Goal
Write every line of the material out exactly as shown.

Records for processing

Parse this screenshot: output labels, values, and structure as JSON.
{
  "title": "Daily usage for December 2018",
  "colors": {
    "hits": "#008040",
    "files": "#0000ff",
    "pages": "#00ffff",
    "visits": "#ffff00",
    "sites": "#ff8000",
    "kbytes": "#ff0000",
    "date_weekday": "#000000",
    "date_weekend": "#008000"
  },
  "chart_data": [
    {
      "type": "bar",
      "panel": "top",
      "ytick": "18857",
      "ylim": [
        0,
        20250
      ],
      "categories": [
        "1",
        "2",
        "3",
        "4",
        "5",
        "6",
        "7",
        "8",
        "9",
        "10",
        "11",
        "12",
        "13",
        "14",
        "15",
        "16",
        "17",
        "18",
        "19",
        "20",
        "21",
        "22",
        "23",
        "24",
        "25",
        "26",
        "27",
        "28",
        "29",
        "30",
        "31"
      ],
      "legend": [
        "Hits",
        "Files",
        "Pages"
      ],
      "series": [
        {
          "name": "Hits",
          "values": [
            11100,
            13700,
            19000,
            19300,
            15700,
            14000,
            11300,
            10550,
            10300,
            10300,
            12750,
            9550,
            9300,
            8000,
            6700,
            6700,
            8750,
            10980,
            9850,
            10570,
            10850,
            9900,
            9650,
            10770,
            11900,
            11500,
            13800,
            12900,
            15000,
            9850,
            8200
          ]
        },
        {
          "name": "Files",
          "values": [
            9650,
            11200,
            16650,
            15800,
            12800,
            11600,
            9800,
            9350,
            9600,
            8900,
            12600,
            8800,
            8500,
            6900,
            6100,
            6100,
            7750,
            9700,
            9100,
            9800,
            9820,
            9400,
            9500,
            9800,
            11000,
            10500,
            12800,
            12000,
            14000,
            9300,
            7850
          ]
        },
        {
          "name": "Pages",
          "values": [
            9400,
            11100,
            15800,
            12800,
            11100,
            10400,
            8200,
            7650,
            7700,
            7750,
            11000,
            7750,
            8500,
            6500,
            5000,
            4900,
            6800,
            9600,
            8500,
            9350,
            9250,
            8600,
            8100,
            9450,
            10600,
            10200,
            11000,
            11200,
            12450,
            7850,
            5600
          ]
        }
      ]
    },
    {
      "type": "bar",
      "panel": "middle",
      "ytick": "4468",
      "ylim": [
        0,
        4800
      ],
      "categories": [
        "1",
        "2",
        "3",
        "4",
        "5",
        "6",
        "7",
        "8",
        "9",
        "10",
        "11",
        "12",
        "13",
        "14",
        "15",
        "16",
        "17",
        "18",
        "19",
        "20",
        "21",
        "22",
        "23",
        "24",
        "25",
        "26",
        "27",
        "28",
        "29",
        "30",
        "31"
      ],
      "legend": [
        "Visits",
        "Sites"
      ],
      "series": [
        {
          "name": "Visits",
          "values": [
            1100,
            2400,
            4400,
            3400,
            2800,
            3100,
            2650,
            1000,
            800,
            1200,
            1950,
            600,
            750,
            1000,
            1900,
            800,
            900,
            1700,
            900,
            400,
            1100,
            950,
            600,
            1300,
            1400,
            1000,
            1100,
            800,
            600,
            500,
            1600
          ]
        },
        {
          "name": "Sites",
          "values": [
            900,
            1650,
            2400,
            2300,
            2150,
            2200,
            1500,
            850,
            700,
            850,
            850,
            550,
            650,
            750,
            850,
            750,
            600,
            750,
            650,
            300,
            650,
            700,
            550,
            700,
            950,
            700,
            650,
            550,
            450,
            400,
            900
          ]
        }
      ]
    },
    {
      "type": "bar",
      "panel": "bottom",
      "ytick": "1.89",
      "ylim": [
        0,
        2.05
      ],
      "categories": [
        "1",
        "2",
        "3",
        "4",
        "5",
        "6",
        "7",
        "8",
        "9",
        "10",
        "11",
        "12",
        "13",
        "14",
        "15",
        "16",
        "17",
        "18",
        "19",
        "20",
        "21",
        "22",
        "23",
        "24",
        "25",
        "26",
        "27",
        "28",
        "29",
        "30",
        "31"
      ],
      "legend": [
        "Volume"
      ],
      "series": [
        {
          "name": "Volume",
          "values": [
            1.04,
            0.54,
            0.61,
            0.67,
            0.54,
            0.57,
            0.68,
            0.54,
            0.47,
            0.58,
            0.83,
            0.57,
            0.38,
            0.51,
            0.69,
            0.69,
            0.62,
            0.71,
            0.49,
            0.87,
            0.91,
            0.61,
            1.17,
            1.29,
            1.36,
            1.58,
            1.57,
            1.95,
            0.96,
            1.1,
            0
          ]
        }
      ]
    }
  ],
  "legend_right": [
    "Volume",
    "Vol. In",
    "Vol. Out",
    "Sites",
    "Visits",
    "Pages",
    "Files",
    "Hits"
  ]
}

The solution
Parse this screenshot: output labels, values, and structure as JSON.
{
  "title": "Daily usage for December 2018",
  "colors": {
    "hits": "#008040",
    "files": "#0000ff",
    "pages": "#00ffff",
    "visits": "#ffff00",
    "sites": "#ff8000",
    "kbytes": "#ff0000",
    "date_weekday": "#000000",
    "date_weekend": "#008000"
  },
  "chart_data": [
    {
      "type": "bar",
      "panel": "top",
      "ytick": "18857",
      "ylim": [
        0,
        20250
      ],
      "categories": [
        "1",
        "2",
        "3",
        "4",
        "5",
        "6",
        "7",
        "8",
        "9",
        "10",
        "11",
        "12",
        "13",
        "14",
        "15",
        "16",
        "17",
        "18",
        "19",
        "20",
        "21",
        "22",
        "23",
        "24",
        "25",
        "26",
        "27",
        "28",
        "29",
        "30",
        "31"
      ],
      "legend": [
        "Hits",
        "Files",
        "Pages"
      ],
      "series": [
        {
          "name": "Hits",
          "values": [
            11100,
            13700,
            19000,
            19300,
            15700,
            14000,
            11300,
            10550,
            10300,
            10300,
            12750,
            9550,
            9300,
            8000,
            6700,
            6700,
            8750,
            10980,
            9850,
            10570,
            10850,
            9900,
            9650,
            10770,
            11900,
            11500,
            13800,
            12900,
            15000,
            9850,
            8200
          ]
        },
        {
          "name": "Files",
          "values": [
            9650,
            11200,
            16650,
            15800,
            12800,
            11600,
            9800,
            9350,
            9600,
            8900,
            12600,
            8800,
            8500,
            6900,
            6100,
            6100,
            7750,
            9700,
            9100,
            9800,
            9820,
            9400,
            9500,
            9800,
            11000,
            10500,
            12800,
            12000,
            14000,
            9300,
            7850
          ]
        },
        {
          "name": "Pages",
          "values": [
            9400,
            11100,
            15800,
            12800,
            11100,
            10400,
            8200,
            7650,
            7700,
            7750,
            11000,
            7750,
            8500,
            6500,
            5000,
            4900,
            6800,
            9600,
            8500,
            9350,
            9250,
            8600,
            8100,
            9450,
            10600,
            10200,
            11000,
            11200,
            12450,
            7850,
            5600
          ]
        }
      ]
    },
    {
      "type": "bar",
      "panel": "middle",
      "ytick": "4468",
      "ylim": [
        0,
        4800
      ],
      "categories": [
        "1",
        "2",
        "3",
        "4",
        "5",
        "6",
        "7",
        "8",
        "9",
        "10",
        "11",
        "12",
        "13",
        "14",
        "15",
        "16",
        "17",
        "18",
        "19",
        "20",
        "21",
        "22",
        "23",
        "24",
        "25",
        "26",
        "27",
        "28",
        "29",
        "30",
        "31"
      ],
      "legend": [
        "Visits",
        "Sites"
      ],
      "series": [
        {
          "name": "Visits",
          "values": [
            1100,
            2400,
            4400,
            3400,
            2800,
            3100,
            2650,
            1000,
            800,
            1200,
            1950,
            600,
            750,
            1000,
            1900,
            800,
            900,
            1700,
            900,
            400,
            1100,
            950,
            600,
            1300,
            1400,
            1000,
            1100,
            800,
            600,
            500,
            1600
          ]
        },
        {
          "name": "Sites",
          "values": [
            900,
            1650,
            2400,
            2300,
            2150,
            2200,
            1500,
            850,
            700,
            850,
            850,
            550,
            650,
            750,
            850,
            750,
            600,
            750,
            650,
            300,
            650,
            700,
            550,
            700,
            950,
            700,
            650,
            550,
            450,
            400,
            900
          ]
        }
      ]
    },
    {
      "type": "bar",
      "panel": "bottom",
      "ytick": "1.89",
      "ylim": [
        0,
        2.05
      ],
      "categories": [
        "1",
        "2",
        "3",
        "4",
        "5",
        "6",
        "7",
        "8",
        "9",
        "10",
        "11",
        "12",
        "13",
        "14",
        "15",
        "16",
        "17",
        "18",
        "19",
        "20",
        "21",
        "22",
        "23",
        "24",
        "25",
        "26",
        "27",
        "28",
        "29",
        "30",
        "31"
      ],
      "legend": [
        "Volume"
      ],
      "series": [
        {
          "name": "Volume",
          "values": [
            1.04,
            0.54,
            0.61,
            0.67,
            0.54,
            0.57,
            0.68,
            0.54,
            0.47,
            0.58,
            0.83,
            0.57,
            0.38,
            0.51,
            0.69,
            0.69,
            0.62,
            0.71,
            0.49,
            0.87,
            0.91,
            0.61,
            1.17,
            1.29,
            1.36,
            1.58,
            1.57,
            1.95,
            0.96,
            1.1,
            0
          ]
        }
      ]
    }
  ],
  "legend_right": [
    "Volume",
    "Vol. In",
    "Vol. Out",
    "Sites",
    "Visits",
    "Pages",
    "Files",
    "Hits"
  ]
}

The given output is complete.